- _EXERCISE_
Every line of the material is to be quoted verbatim, minus the pictures.

- _DATASET RECORDS_
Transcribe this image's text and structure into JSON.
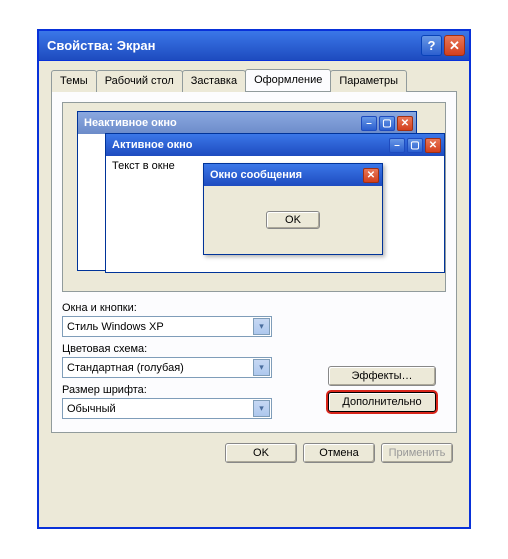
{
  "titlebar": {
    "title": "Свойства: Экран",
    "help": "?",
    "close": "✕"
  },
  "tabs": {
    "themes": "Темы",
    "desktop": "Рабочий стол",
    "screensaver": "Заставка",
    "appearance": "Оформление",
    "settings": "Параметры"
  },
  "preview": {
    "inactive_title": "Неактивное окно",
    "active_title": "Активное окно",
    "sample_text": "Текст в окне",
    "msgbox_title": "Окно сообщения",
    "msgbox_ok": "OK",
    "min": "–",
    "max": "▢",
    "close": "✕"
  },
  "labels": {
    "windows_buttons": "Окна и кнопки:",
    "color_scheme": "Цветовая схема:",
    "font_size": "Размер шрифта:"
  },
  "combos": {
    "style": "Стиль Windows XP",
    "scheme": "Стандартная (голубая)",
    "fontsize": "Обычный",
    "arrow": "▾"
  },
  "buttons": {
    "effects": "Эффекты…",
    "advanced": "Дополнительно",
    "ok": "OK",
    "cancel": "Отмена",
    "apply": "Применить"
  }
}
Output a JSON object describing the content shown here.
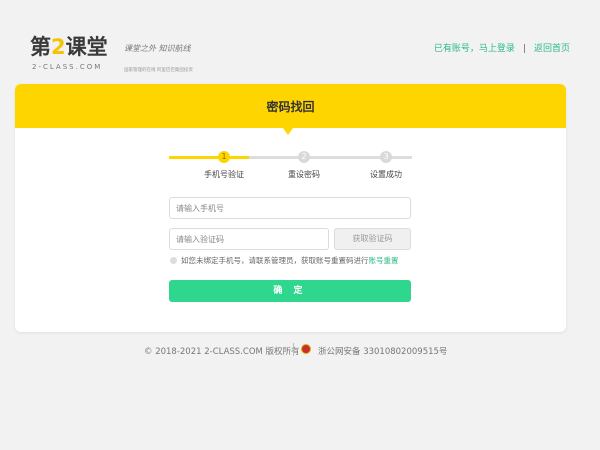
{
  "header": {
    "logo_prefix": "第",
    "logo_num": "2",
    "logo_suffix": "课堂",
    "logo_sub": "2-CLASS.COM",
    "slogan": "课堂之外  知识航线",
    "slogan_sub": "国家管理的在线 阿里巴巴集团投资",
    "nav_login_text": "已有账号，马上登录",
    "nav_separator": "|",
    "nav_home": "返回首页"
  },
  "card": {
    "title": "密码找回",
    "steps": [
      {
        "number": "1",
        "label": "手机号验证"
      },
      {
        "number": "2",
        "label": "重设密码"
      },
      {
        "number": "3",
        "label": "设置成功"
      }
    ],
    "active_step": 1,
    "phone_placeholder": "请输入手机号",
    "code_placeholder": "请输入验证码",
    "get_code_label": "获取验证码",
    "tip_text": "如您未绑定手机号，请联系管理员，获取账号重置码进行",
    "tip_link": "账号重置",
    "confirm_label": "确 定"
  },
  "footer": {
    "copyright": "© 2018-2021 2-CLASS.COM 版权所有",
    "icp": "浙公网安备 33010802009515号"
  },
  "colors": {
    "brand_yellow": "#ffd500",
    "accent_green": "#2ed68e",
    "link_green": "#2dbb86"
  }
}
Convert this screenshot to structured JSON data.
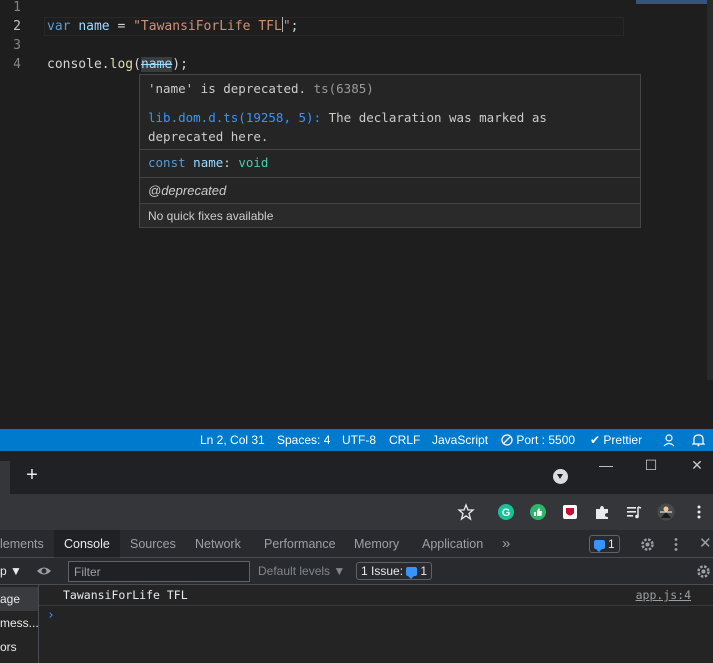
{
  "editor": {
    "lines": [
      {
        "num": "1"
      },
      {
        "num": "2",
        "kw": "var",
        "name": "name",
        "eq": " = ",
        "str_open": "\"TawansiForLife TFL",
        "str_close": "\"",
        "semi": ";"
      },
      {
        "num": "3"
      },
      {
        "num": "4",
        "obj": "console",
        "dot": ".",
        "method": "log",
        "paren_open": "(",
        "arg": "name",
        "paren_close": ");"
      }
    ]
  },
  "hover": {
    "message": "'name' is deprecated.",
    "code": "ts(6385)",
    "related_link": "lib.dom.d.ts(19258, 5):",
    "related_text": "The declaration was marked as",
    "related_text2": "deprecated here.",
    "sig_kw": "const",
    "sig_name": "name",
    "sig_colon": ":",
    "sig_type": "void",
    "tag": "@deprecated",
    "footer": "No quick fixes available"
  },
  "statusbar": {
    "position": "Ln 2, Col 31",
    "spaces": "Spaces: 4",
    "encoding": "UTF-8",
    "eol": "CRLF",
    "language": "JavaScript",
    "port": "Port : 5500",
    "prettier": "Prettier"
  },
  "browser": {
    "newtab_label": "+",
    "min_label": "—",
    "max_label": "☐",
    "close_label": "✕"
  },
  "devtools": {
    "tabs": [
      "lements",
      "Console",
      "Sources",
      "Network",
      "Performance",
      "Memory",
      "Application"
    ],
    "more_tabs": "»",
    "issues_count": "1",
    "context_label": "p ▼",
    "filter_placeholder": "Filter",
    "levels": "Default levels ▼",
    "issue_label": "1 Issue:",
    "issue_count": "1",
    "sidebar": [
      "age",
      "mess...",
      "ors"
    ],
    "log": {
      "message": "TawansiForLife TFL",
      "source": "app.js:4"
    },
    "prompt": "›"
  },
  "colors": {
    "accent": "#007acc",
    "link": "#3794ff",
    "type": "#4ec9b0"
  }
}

- _EXERCISE RESPONSE_
Transcribe this image's text and structure into JSON.
{
  "titlebar": {
    "title": "Свойства: Экран",
    "help": "?",
    "close": "✕"
  },
  "tabs": {
    "themes": "Темы",
    "desktop": "Рабочий стол",
    "screensaver": "Заставка",
    "appearance": "Оформление",
    "settings": "Параметры"
  },
  "preview": {
    "inactive_title": "Неактивное окно",
    "active_title": "Активное окно",
    "sample_text": "Текст в окне",
    "msgbox_title": "Окно сообщения",
    "msgbox_ok": "OK",
    "min": "–",
    "max": "▢",
    "close": "✕"
  },
  "labels": {
    "windows_buttons": "Окна и кнопки:",
    "color_scheme": "Цветовая схема:",
    "font_size": "Размер шрифта:"
  },
  "combos": {
    "style": "Стиль Windows XP",
    "scheme": "Стандартная (голубая)",
    "fontsize": "Обычный",
    "arrow": "▾"
  },
  "buttons": {
    "effects": "Эффекты…",
    "advanced": "Дополнительно",
    "ok": "OK",
    "cancel": "Отмена",
    "apply": "Применить"
  }
}
Output a JSON object describing the content shown here.
{
  "header": {
    "logo_prefix": "第",
    "logo_num": "2",
    "logo_suffix": "课堂",
    "logo_sub": "2-CLASS.COM",
    "slogan": "课堂之外  知识航线",
    "slogan_sub": "国家管理的在线 阿里巴巴集团投资",
    "nav_login_text": "已有账号，马上登录",
    "nav_separator": "|",
    "nav_home": "返回首页"
  },
  "card": {
    "title": "密码找回",
    "steps": [
      {
        "number": "1",
        "label": "手机号验证"
      },
      {
        "number": "2",
        "label": "重设密码"
      },
      {
        "number": "3",
        "label": "设置成功"
      }
    ],
    "active_step": 1,
    "phone_placeholder": "请输入手机号",
    "code_placeholder": "请输入验证码",
    "get_code_label": "获取验证码",
    "tip_text": "如您未绑定手机号，请联系管理员，获取账号重置码进行",
    "tip_link": "账号重置",
    "confirm_label": "确 定"
  },
  "footer": {
    "copyright": "© 2018-2021 2-CLASS.COM 版权所有",
    "icp": "浙公网安备 33010802009515号"
  },
  "colors": {
    "brand_yellow": "#ffd500",
    "accent_green": "#2ed68e",
    "link_green": "#2dbb86"
  }
}
Convert this screenshot to structured JSON data.
{
  "editor": {
    "lines": [
      {
        "num": "1"
      },
      {
        "num": "2",
        "kw": "var",
        "name": "name",
        "eq": " = ",
        "str_open": "\"TawansiForLife TFL",
        "str_close": "\"",
        "semi": ";"
      },
      {
        "num": "3"
      },
      {
        "num": "4",
        "obj": "console",
        "dot": ".",
        "method": "log",
        "paren_open": "(",
        "arg": "name",
        "paren_close": ");"
      }
    ]
  },
  "hover": {
    "message": "'name' is deprecated.",
    "code": "ts(6385)",
    "related_link": "lib.dom.d.ts(19258, 5):",
    "related_text": "The declaration was marked as",
    "related_text2": "deprecated here.",
    "sig_kw": "const",
    "sig_name": "name",
    "sig_colon": ":",
    "sig_type": "void",
    "tag": "@deprecated",
    "footer": "No quick fixes available"
  },
  "statusbar": {
    "position": "Ln 2, Col 31",
    "spaces": "Spaces: 4",
    "encoding": "UTF-8",
    "eol": "CRLF",
    "language": "JavaScript",
    "port": "Port : 5500",
    "prettier": "Prettier"
  },
  "browser": {
    "newtab_label": "+",
    "min_label": "—",
    "max_label": "☐",
    "close_label": "✕"
  },
  "devtools": {
    "tabs": [
      "lements",
      "Console",
      "Sources",
      "Network",
      "Performance",
      "Memory",
      "Application"
    ],
    "more_tabs": "»",
    "issues_count": "1",
    "context_label": "p ▼",
    "filter_placeholder": "Filter",
    "levels": "Default levels ▼",
    "issue_label": "1 Issue:",
    "issue_count": "1",
    "sidebar": [
      "age",
      "mess...",
      "ors"
    ],
    "log": {
      "message": "TawansiForLife TFL",
      "source": "app.js:4"
    },
    "prompt": "›"
  },
  "colors": {
    "accent": "#007acc",
    "link": "#3794ff",
    "type": "#4ec9b0"
  }
}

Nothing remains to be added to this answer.